WHAT YOU WILL DO ▸ Gather every line in the records below that contains the word "homeschool".

EXCERPTED DATA ▸
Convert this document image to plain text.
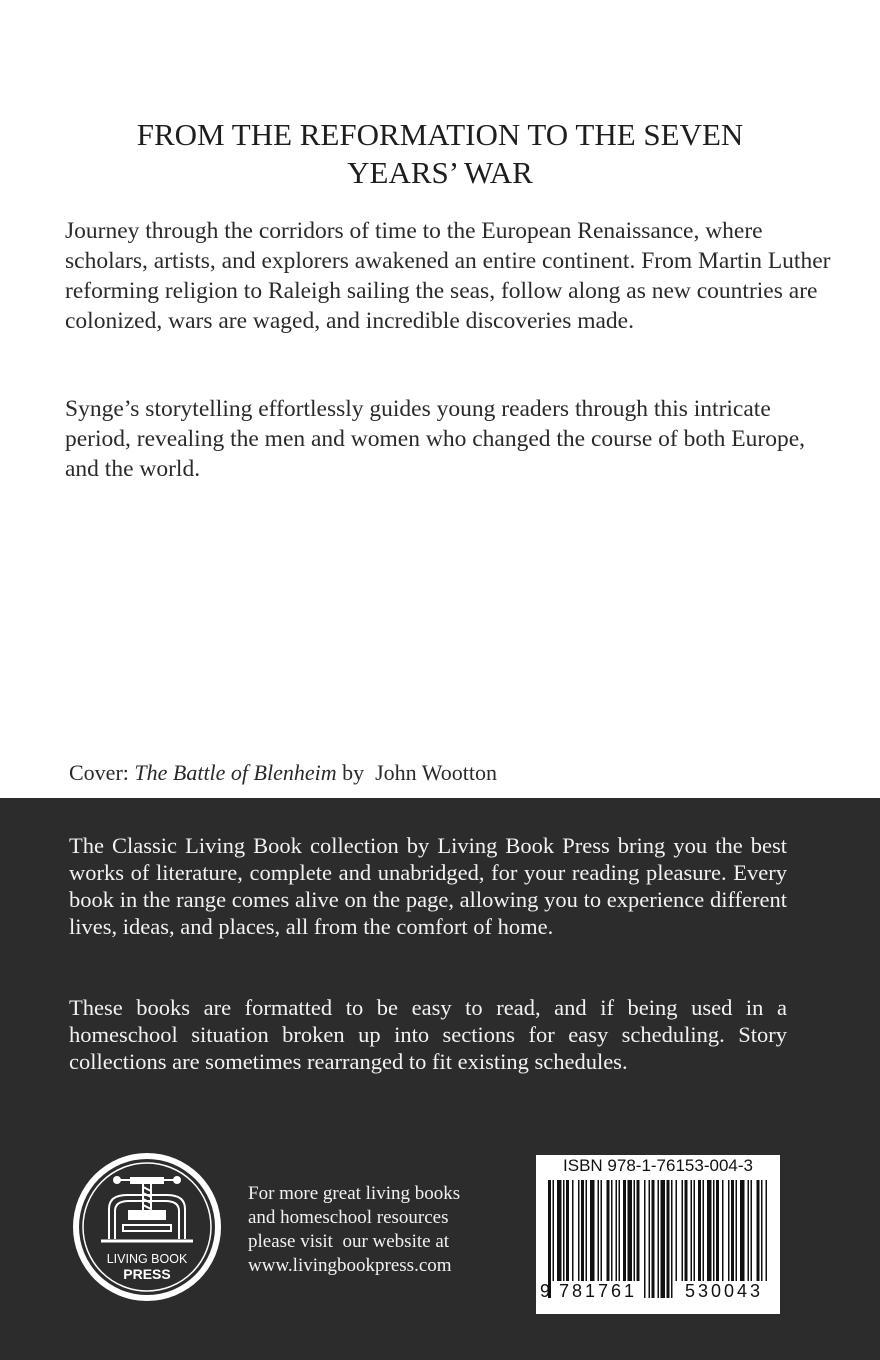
FROM THE REFORMATION TO THE SEVEN
YEARS’ WAR

Journey through the corridors of time to the European Renaissance, where scholars, artists, and explorers awakened an entire continent. From Martin Luther reforming religion to Raleigh sailing the seas, follow along as new countries are colonized, wars are waged, and incredible discoveries made.

Synge’s storytelling effortlessly guides young readers through this intricate period, revealing the men and women who changed the course of both Europe, and the world.

Cover: The Battle of Blenheim by  John Wootton

The Classic Living Book collection by Living Book Press bring you the best works of literature, complete and unabridged, for your reading pleasure. Every book in the range comes alive on the page, allowing you to experience different lives, ideas, and places, all from the comfort of home.

These books are formatted to be easy to read, and if being used in a homeschool situation broken up into sections for easy scheduling. Story collections are sometimes rearranged to fit existing schedules.

LIVING BOOK
PRESS

For more great living books
and homeschool resources
please visit  our website at
www.livingbookpress.com

ISBN 978-1-76153-004-3
9 781761	530043
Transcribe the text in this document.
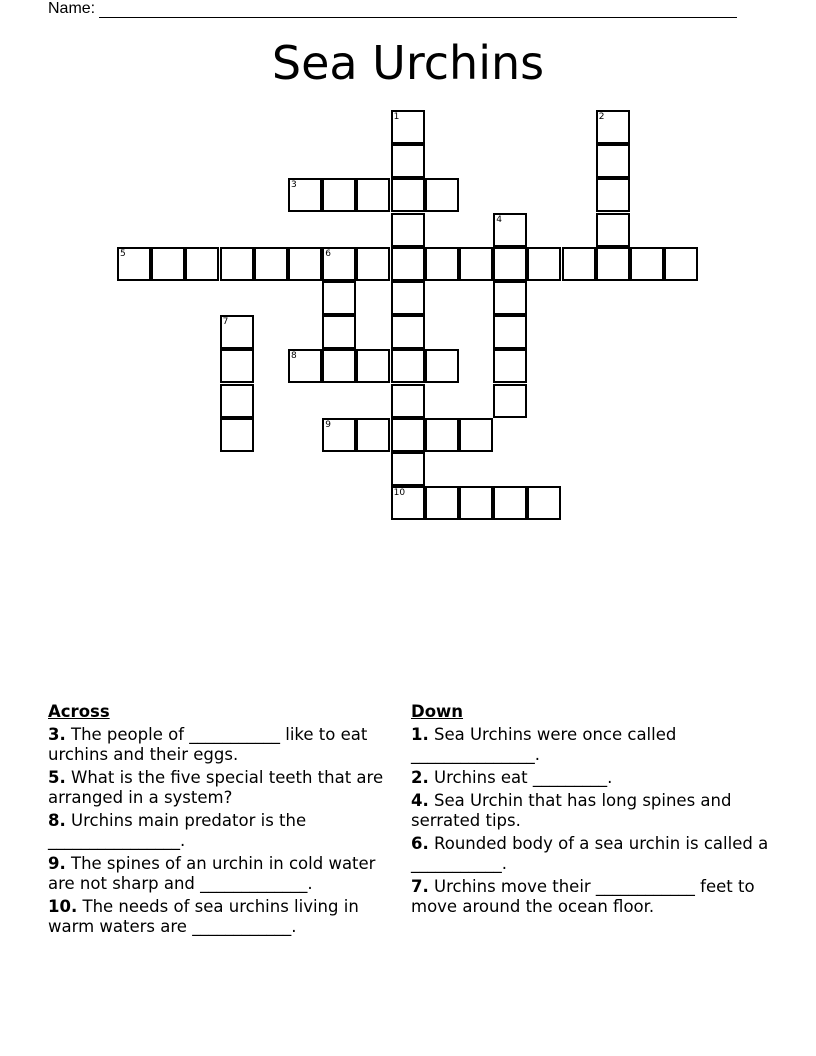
Name:
Sea Urchins
1
10
2
3
4
5	6
7
8
9
Across
3. The people of ___________ like to eat urchins and their eggs.
5. What is the five special teeth that are arranged in a system?
8. Urchins main predator is the ________________.
9. The spines of an urchin in cold water are not sharp and _____________.
10. The needs of sea urchins living in warm waters are ____________.
Down
1. Sea Urchins were once called _______________.
2. Urchins eat _________.
4. Sea Urchin that has long spines and serrated tips.
6. Rounded body of a sea urchin is called a ___________.
7. Urchins move their ____________ feet to move around the ocean floor.
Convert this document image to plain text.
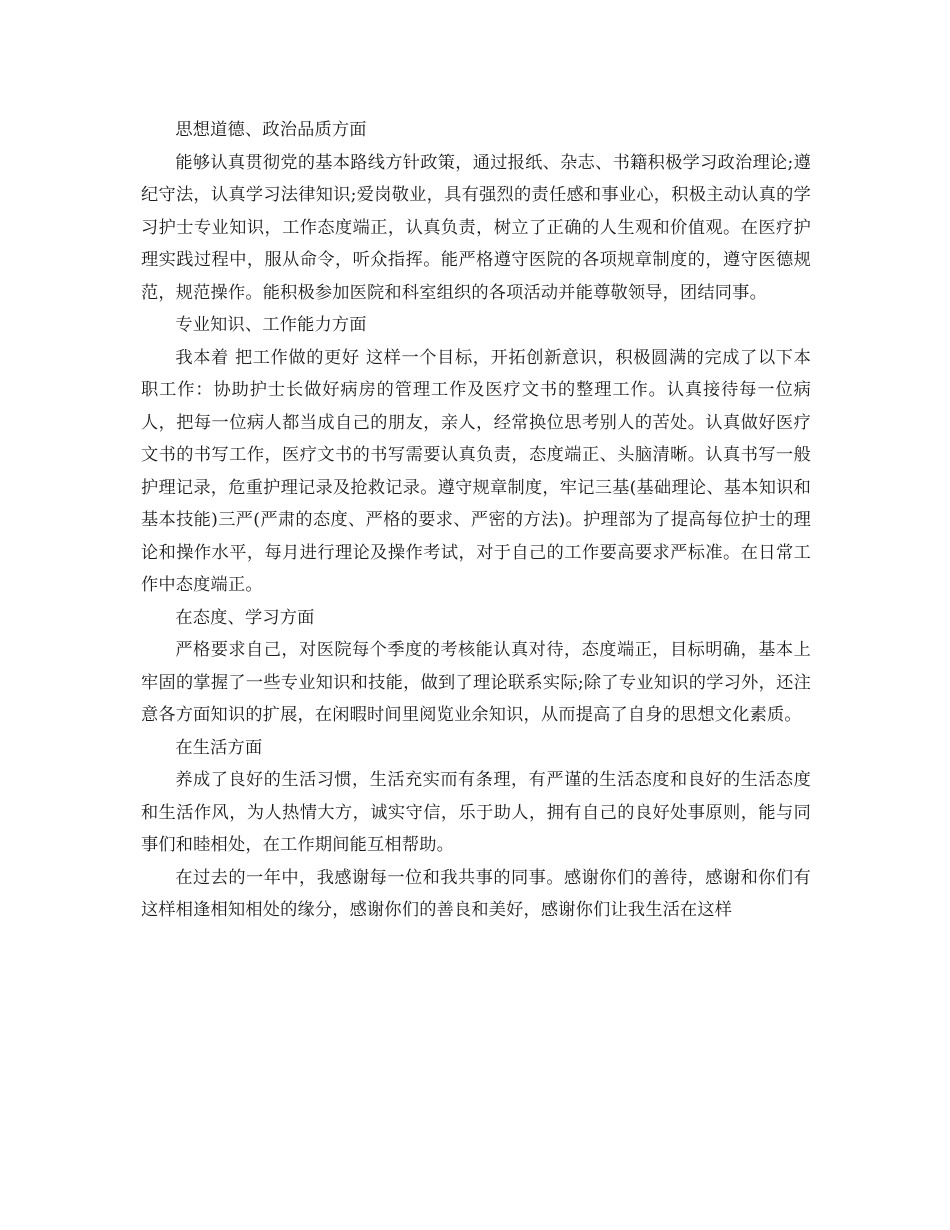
思想道德、政治品质方面

能够认真贯彻党的基本路线方针政策，通过报纸、杂志、书籍积极学习政治理论;遵纪守法，认真学习法律知识;爱岗敬业，具有强烈的责任感和事业心，积极主动认真的学习护士专业知识，工作态度端正，认真负责，树立了正确的人生观和价值观。在医疗护理实践过程中，服从命令，听众指挥。能严格遵守医院的各项规章制度的，遵守医德规范，规范操作。能积极参加医院和科室组织的各项活动并能尊敬领导，团结同事。

专业知识、工作能力方面

我本着 把工作做的更好 这样一个目标，开拓创新意识，积极圆满的完成了以下本职工作：协助护士长做好病房的管理工作及医疗文书的整理工作。认真接待每一位病人，把每一位病人都当成自己的朋友，亲人，经常换位思考别人的苦处。认真做好医疗文书的书写工作，医疗文书的书写需要认真负责，态度端正、头脑清晰。认真书写一般护理记录，危重护理记录及抢救记录。遵守规章制度，牢记三基(基础理论、基本知识和基本技能)三严(严肃的态度、严格的要求、严密的方法)。护理部为了提高每位护士的理论和操作水平，每月进行理论及操作考试，对于自己的工作要高要求严标准。在日常工作中态度端正。

在态度、学习方面

严格要求自己，对医院每个季度的考核能认真对待，态度端正，目标明确，基本上牢固的掌握了一些专业知识和技能，做到了理论联系实际;除了专业知识的学习外，还注意各方面知识的扩展，在闲暇时间里阅览业余知识，从而提高了自身的思想文化素质。

在生活方面

养成了良好的生活习惯，生活充实而有条理，有严谨的生活态度和良好的生活态度和生活作风，为人热情大方，诚实守信，乐于助人，拥有自己的良好处事原则，能与同事们和睦相处，在工作期间能互相帮助。

在过去的一年中，我感谢每一位和我共事的同事。感谢你们的善待，感谢和你们有这样相逢相知相处的缘分，感谢你们的善良和美好，感谢你们让我生活在这样
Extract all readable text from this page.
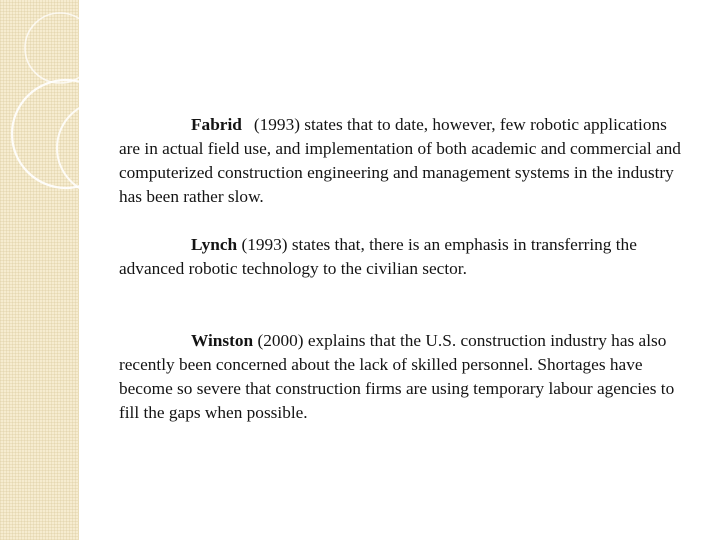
Fabrid (1993) states that to date, however, few robotic applications are in actual field use, and implementation of both academic and commercial and computerized construction engineering and management systems in the industry has been rather slow.

Lynch (1993) states that, there is an emphasis in transferring the advanced robotic technology to the civilian sector.

Winston (2000) explains that the U.S. construction industry has also recently been concerned about the lack of skilled personnel. Shortages have become so severe that construction firms are using temporary labour agencies to fill the gaps when possible.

RESPONSE FOR THIS EXERCISE ▸
These books are formatted to be easy to read, and if being used in a homeschool situation broken up into sections for easy scheduling. Story collections are sometimes rearranged to fit existing schedules.
and homeschool resources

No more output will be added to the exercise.